**Layout annotation data:**
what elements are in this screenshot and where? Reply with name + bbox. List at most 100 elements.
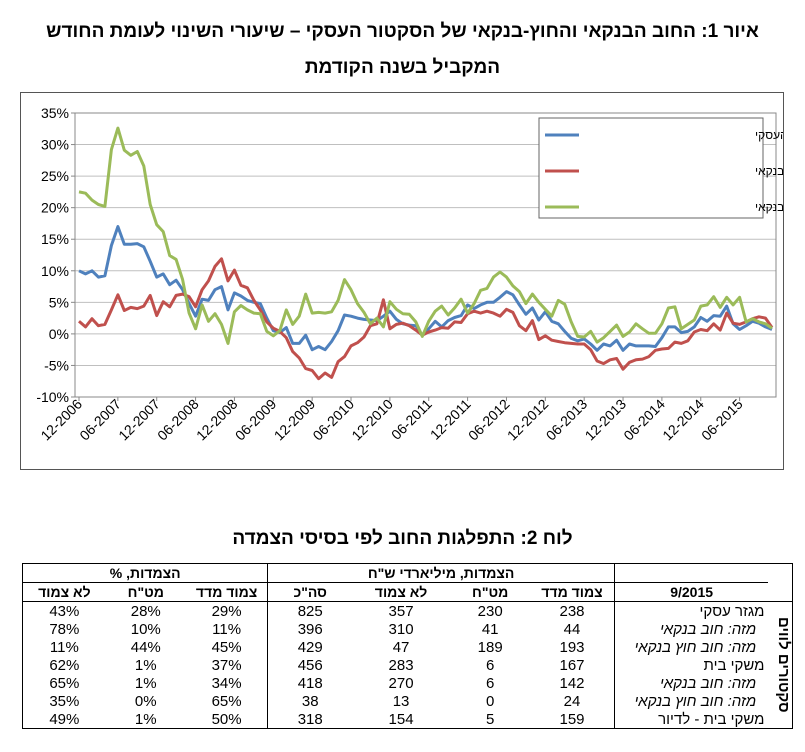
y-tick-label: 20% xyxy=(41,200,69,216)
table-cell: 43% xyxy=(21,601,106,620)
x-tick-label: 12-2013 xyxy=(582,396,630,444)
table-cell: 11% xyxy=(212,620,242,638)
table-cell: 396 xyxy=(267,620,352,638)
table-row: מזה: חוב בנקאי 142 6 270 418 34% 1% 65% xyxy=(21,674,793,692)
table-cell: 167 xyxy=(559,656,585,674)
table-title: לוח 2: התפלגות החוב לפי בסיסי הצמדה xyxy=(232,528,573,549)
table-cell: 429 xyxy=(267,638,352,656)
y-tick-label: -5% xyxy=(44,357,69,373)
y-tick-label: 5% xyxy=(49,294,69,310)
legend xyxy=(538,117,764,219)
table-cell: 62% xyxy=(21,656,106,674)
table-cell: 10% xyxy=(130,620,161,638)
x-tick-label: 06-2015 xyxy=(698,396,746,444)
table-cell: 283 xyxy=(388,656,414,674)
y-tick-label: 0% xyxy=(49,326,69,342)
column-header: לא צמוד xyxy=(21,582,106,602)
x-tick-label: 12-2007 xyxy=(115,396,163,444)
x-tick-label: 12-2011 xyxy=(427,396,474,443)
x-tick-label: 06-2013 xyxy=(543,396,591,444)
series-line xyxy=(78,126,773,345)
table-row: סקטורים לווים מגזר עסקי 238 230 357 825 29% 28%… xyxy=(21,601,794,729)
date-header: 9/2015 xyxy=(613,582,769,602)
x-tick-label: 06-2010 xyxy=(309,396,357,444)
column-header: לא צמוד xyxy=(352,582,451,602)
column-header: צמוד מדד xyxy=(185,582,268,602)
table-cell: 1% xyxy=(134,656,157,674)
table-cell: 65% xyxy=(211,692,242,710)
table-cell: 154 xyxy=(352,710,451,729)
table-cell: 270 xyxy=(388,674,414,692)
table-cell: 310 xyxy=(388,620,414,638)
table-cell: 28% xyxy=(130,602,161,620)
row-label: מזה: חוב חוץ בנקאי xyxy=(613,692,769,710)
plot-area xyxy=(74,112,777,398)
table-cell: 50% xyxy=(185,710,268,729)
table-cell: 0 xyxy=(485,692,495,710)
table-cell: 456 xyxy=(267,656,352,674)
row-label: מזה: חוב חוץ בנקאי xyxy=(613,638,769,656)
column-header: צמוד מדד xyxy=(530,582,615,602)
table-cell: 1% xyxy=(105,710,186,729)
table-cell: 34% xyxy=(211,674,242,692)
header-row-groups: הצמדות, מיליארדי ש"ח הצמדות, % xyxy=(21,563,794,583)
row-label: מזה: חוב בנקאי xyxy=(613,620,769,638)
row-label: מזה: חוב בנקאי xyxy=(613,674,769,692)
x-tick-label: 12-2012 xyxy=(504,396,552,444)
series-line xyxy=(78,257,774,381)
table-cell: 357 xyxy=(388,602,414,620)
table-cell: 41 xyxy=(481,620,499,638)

**Task statement:**
Could you repeat verbatim the entries from the line containing "y-tick-label: 20% xyxy=(41,200,69,216)" through the line containing "x-tick-label: 06-2010 xyxy=(309,396,357,444)", with both lines included?

**Task response:**
y-tick-label: 20% xyxy=(41,200,69,216)
table-cell: 43% xyxy=(21,601,106,620)
x-tick-label: 12-2013 xyxy=(582,396,630,444)
table-cell: 11% xyxy=(212,620,242,638)
table-cell: 396 xyxy=(267,620,352,638)
table-row: מזה: חוב בנקאי 142 6 270 418 34% 1% 65% xyxy=(21,674,793,692)
table-cell: 167 xyxy=(559,656,585,674)
table-title: לוח 2: התפלגות החוב לפי בסיסי הצמדה xyxy=(232,528,573,549)
table-cell: 429 xyxy=(267,638,352,656)
y-tick-label: -5% xyxy=(44,357,69,373)
y-tick-label: 5% xyxy=(49,294,69,310)
legend xyxy=(538,117,764,219)
table-cell: 62% xyxy=(21,656,106,674)
table-cell: 10% xyxy=(130,620,161,638)
x-tick-label: 06-2015 xyxy=(698,396,746,444)
table-cell: 283 xyxy=(388,656,414,674)
y-tick-label: 0% xyxy=(49,326,69,342)
column-header: לא צמוד xyxy=(21,582,106,602)
x-tick-label: 12-2007 xyxy=(115,396,163,444)
x-tick-label: 12-2011 xyxy=(427,396,474,443)
x-tick-label: 06-2013 xyxy=(543,396,591,444)
series-line xyxy=(78,126,773,345)
table-row: סקטורים לווים מגזר עסקי 238 230 357 825 29% 28%… xyxy=(21,601,794,729)
date-header: 9/2015 xyxy=(613,582,769,602)
x-tick-label: 06-2010 xyxy=(309,396,357,444)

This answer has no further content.